- TASK DETAILS
Print every line of the items below verbatim, leaving out the pictures.

- RECORDS FOR THE TASK
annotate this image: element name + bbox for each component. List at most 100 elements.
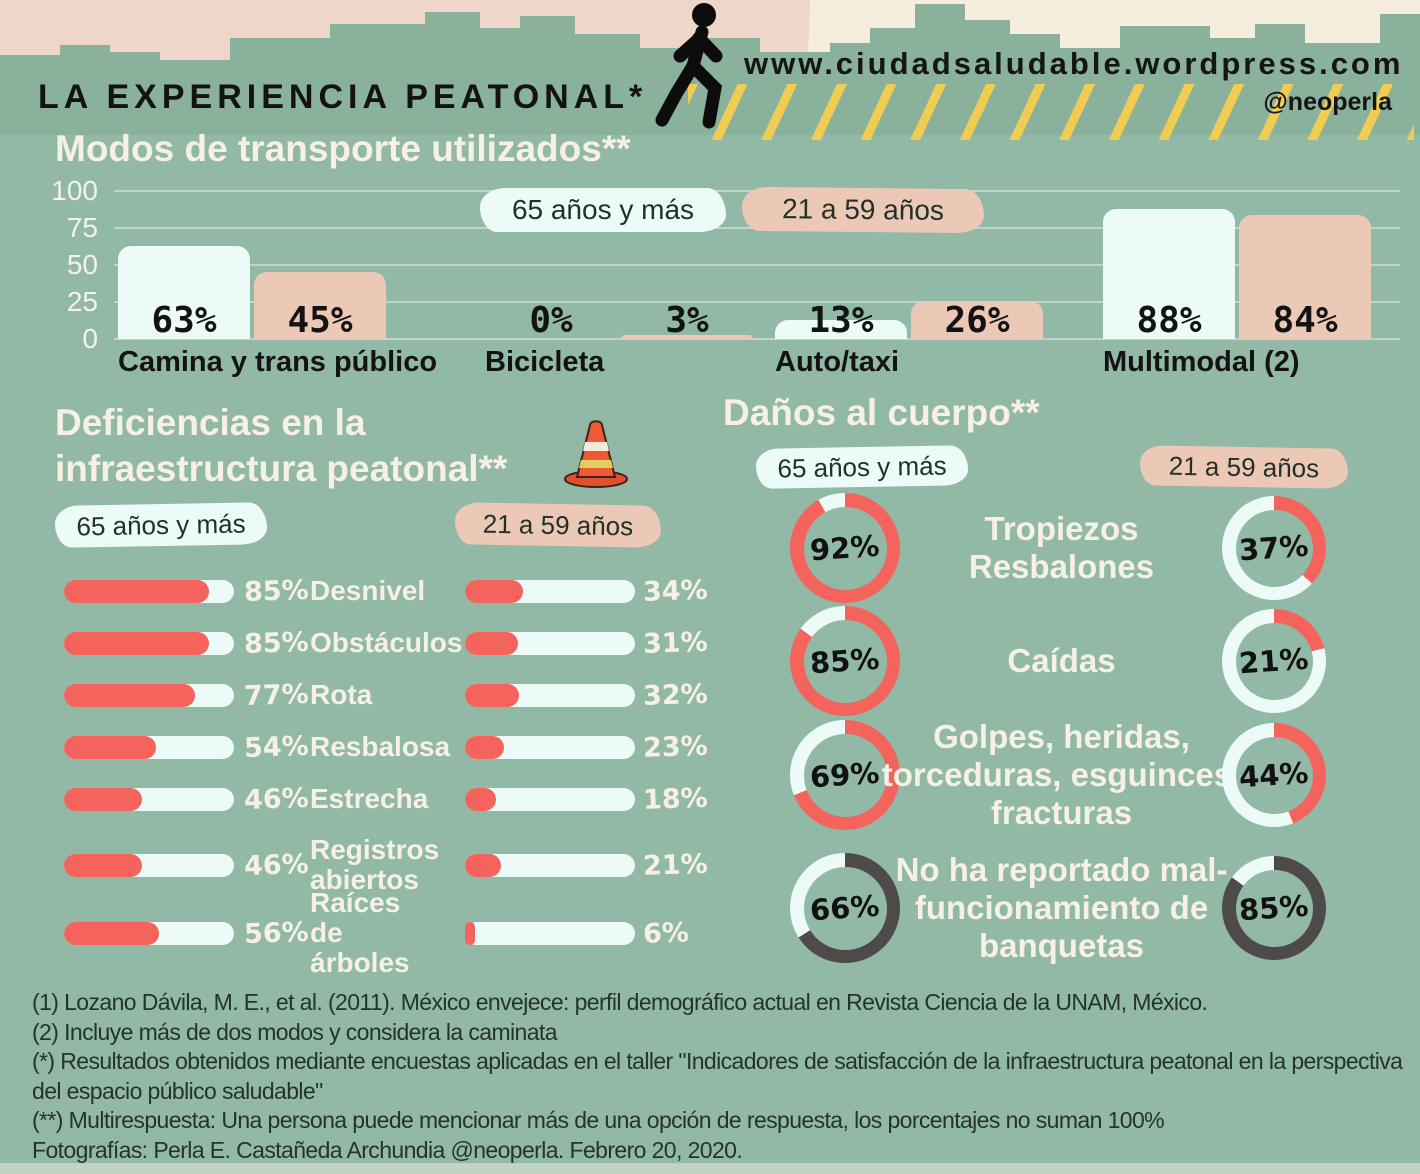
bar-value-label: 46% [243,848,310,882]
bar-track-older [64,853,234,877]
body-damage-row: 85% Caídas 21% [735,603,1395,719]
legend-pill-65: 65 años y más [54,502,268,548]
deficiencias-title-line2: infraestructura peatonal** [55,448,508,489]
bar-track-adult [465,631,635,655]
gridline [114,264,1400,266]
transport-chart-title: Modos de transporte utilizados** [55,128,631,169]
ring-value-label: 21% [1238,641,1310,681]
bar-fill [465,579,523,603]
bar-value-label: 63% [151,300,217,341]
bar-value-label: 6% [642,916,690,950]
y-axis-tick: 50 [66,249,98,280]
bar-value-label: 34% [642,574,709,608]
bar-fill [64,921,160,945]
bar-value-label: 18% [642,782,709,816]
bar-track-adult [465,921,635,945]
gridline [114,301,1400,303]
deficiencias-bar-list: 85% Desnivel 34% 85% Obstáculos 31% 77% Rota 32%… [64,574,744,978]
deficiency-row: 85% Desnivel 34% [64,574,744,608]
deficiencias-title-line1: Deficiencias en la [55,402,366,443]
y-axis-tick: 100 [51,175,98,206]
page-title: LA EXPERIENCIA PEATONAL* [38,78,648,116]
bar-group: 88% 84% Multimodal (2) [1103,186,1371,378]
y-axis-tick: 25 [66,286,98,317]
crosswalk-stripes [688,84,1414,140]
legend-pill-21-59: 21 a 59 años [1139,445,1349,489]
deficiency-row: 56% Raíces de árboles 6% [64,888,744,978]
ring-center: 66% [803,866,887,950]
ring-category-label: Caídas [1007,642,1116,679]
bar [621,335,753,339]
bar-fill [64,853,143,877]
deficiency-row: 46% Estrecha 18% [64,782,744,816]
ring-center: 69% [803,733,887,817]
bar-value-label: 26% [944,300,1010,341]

- TASK SOLUTION
annotate this image: element name + bbox for each component. List at most 100 elements.
bar-value-label: 46% [243,848,310,882]
bar-track-older [64,853,234,877]
body-damage-row: 85% Caídas 21% [735,603,1395,719]
legend-pill-65: 65 años y más [54,502,268,548]
deficiencias-title-line2: infraestructura peatonal** [55,448,508,489]
bar-track-adult [465,631,635,655]
gridline [114,264,1400,266]
transport-chart-title: Modos de transporte utilizados** [55,128,631,169]
ring-value-label: 21% [1238,641,1310,681]
bar-fill [465,579,523,603]
bar-value-label: 63% [151,300,217,341]
bar-value-label: 6% [642,916,690,950]
y-axis-tick: 50 [66,249,98,280]
bar-value-label: 34% [642,574,709,608]
bar-fill [64,921,160,945]
bar-value-label: 18% [642,782,709,816]
bar-track-adult [465,921,635,945]
gridline [114,301,1400,303]
deficiencias-bar-list: 85% Desnivel 34% 85% Obstáculos 31% 77% Rota 32%… [64,574,744,978]
deficiency-row: 85% Desnivel 34% [64,574,744,608]
deficiencias-title-line1: Deficiencias en la [55,402,366,443]
y-axis-tick: 100 [51,175,98,206]
page-title: LA EXPERIENCIA PEATONAL* [38,78,648,116]
bar-group: 88% 84% Multimodal (2) [1103,186,1371,378]
y-axis-tick: 25 [66,286,98,317]
crosswalk-stripes [688,84,1414,140]
legend-pill-21-59: 21 a 59 años [1139,445,1349,489]
deficiency-row: 56% Raíces de árboles 6% [64,888,744,978]
ring-center: 66% [803,866,887,950]
ring-category-label: Caídas [1007,642,1116,679]
bar [621,335,753,339]
bar-fill [64,853,143,877]
deficiency-row: 46% Estrecha 18% [64,782,744,816]
ring-center: 69% [803,733,887,817]
bar-value-label: 26% [944,300,1010,341]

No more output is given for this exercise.